- WHAT THE TASK REQUIRES
Gather all lines in the entries below that include the word "司马小芳".

- Excerpt from a dataset
++++++++

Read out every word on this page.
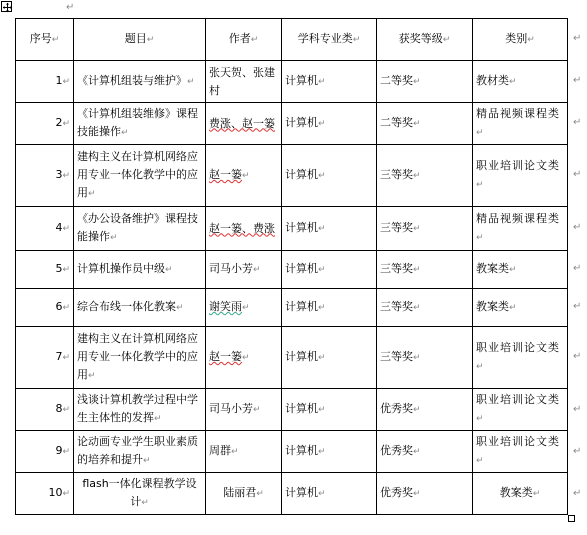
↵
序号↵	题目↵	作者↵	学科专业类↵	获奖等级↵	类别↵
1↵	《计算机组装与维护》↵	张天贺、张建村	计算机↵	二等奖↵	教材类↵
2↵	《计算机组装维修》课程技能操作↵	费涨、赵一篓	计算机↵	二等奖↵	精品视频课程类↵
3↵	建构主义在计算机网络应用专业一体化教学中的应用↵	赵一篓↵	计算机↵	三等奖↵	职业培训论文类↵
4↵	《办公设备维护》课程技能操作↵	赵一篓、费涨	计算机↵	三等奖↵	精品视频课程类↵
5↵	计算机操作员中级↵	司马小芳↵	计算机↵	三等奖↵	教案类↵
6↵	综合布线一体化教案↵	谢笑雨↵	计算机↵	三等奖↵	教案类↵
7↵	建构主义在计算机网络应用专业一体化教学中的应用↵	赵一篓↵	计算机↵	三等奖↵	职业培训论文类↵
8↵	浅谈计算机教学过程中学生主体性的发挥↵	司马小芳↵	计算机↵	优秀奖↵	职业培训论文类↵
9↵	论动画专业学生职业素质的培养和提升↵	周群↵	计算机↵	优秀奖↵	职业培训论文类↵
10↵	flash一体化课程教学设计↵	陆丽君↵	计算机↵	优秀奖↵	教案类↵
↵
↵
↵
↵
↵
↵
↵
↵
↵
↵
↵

++++++++

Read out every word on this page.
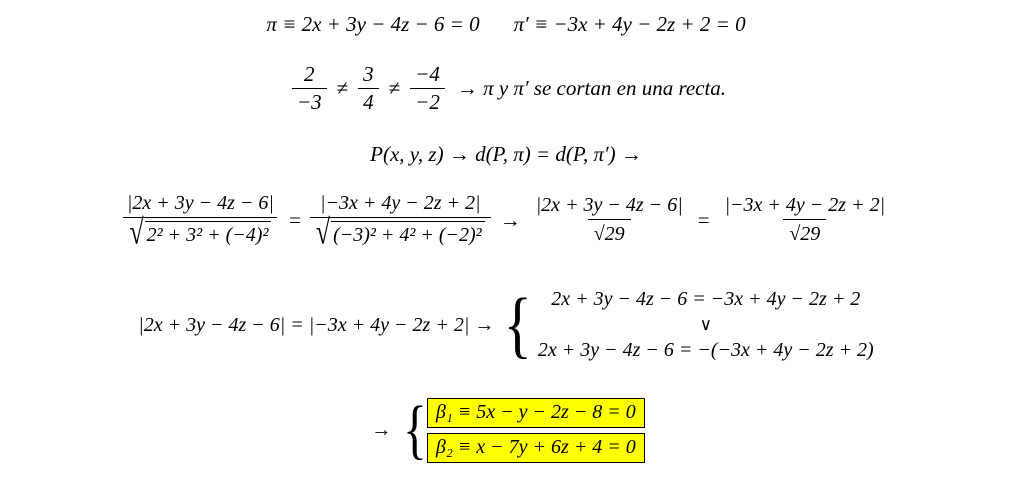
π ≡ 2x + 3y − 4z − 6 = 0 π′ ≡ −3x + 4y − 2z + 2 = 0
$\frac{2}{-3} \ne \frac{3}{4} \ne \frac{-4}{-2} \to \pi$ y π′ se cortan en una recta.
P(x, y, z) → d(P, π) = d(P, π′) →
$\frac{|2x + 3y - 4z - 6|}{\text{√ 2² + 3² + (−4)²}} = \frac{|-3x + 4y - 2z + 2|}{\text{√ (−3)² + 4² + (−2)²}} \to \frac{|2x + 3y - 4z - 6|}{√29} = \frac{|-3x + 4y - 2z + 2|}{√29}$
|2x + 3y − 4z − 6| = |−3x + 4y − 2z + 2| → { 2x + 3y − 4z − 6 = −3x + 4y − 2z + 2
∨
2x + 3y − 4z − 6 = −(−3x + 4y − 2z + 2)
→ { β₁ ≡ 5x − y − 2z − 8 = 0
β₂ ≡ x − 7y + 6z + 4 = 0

++++++++

- TASK RESULT
5↵	计算机操作员中级↵	司马小芳↵	计算机↵	三等奖↵	教案类↵
8↵	浅谈计算机教学过程中学生主体性的发挥↵	司马小芳↵	计算机↵	优秀奖↵	职业培训论文类↵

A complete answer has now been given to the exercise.